__Data lines__:

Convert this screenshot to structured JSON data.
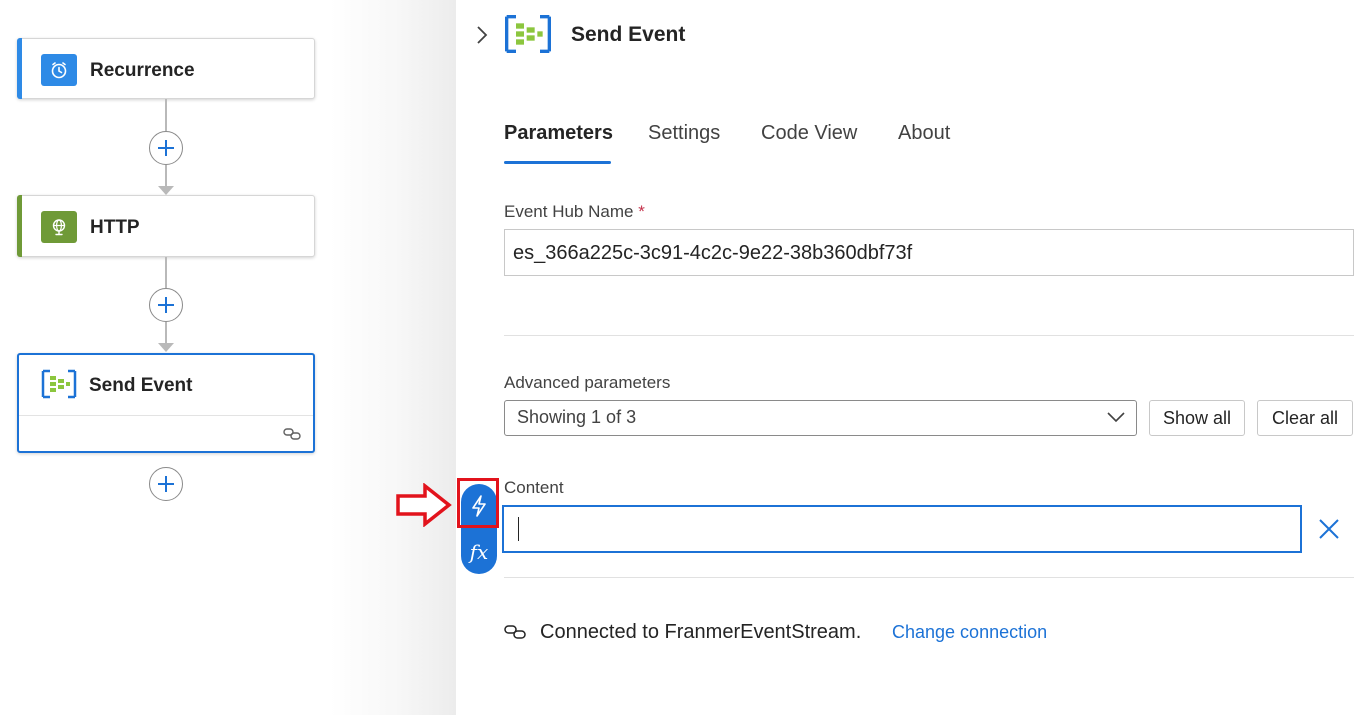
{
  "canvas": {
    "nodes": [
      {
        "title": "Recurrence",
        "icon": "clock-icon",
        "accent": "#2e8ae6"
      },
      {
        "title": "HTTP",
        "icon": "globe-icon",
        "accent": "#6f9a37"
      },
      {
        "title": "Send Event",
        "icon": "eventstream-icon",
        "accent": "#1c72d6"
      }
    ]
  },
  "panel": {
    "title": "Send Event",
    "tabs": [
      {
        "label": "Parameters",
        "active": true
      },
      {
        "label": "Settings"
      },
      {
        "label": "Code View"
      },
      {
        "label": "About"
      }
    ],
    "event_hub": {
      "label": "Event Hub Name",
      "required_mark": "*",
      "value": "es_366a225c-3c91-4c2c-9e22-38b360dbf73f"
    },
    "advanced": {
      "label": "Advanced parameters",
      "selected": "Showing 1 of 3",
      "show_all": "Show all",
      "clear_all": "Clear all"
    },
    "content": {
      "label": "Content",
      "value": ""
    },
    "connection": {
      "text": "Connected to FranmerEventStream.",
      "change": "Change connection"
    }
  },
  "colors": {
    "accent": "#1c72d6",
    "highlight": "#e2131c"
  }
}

__Aim__:
Return only the number of lines in the data that contain "title".

__Result of this exercise__:
4